- [Task description]:
Reproduce every one of the rows below word for word, omitting the pictures.

• • • • • • •

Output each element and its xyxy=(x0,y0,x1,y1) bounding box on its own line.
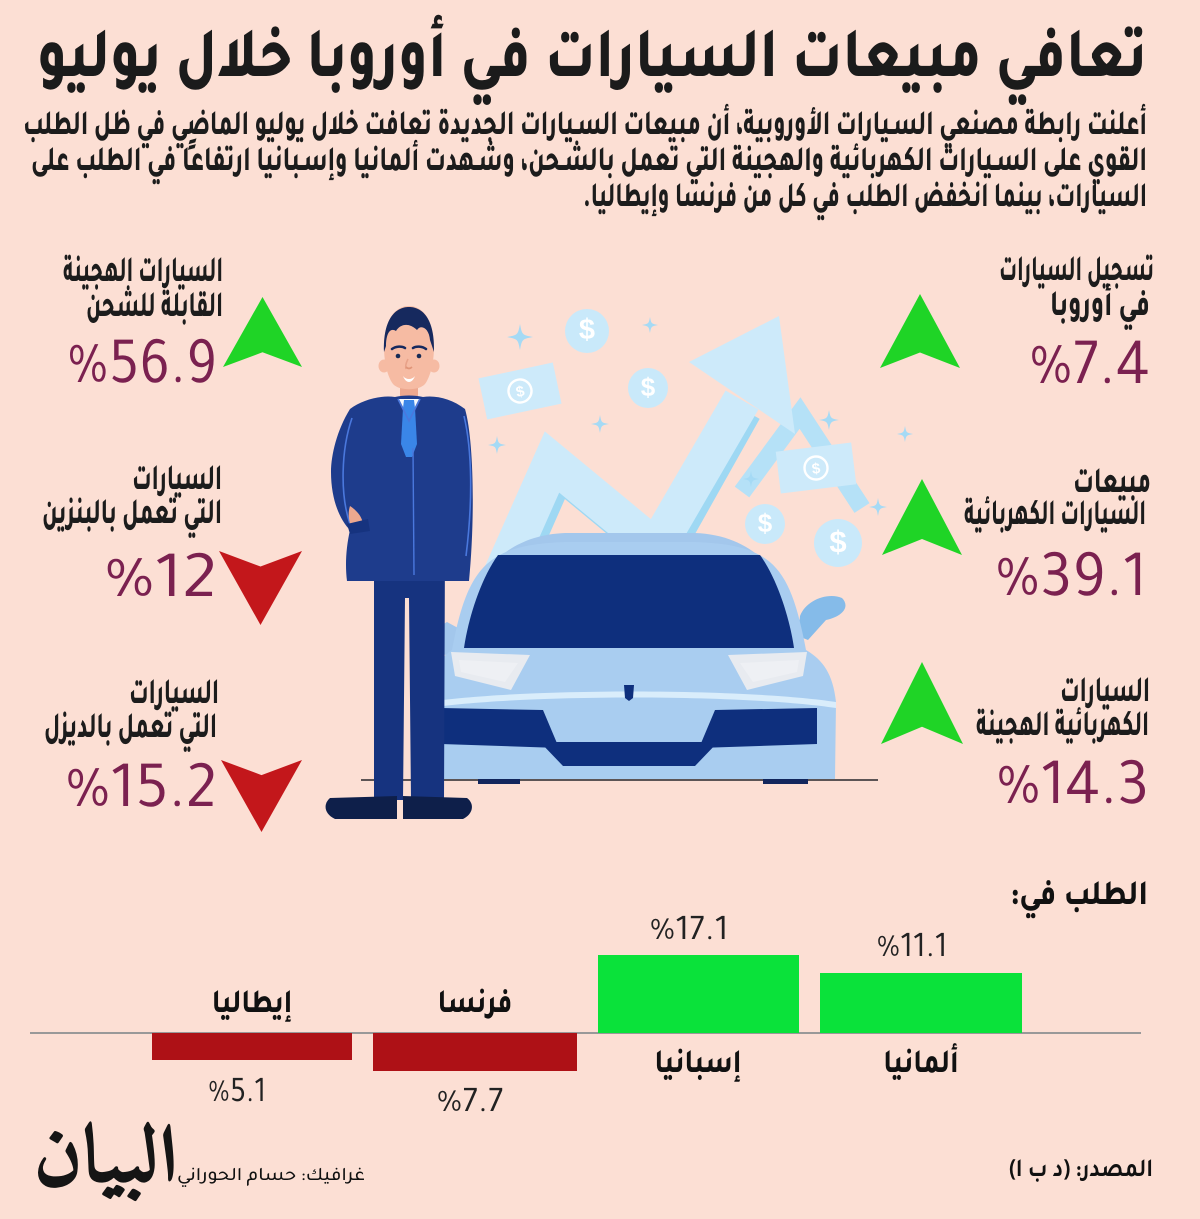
svg-text:$: $ xyxy=(811,460,822,478)
svg-text:$: $ xyxy=(829,524,846,559)
svg-text:$: $ xyxy=(758,508,773,538)
svg-text:$: $ xyxy=(641,372,656,402)
svg-text:$: $ xyxy=(579,314,595,346)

• • • • • • •

- [Result]:
Output each element and its xyxy=(x0,y0,x1,y1) bounding box on its own line.
svg-text:$: $ xyxy=(811,460,822,478)
svg-text:$: $ xyxy=(829,524,846,559)
svg-text:$: $ xyxy=(758,508,773,538)
svg-text:$: $ xyxy=(641,372,656,402)
svg-text:$: $ xyxy=(579,314,595,346)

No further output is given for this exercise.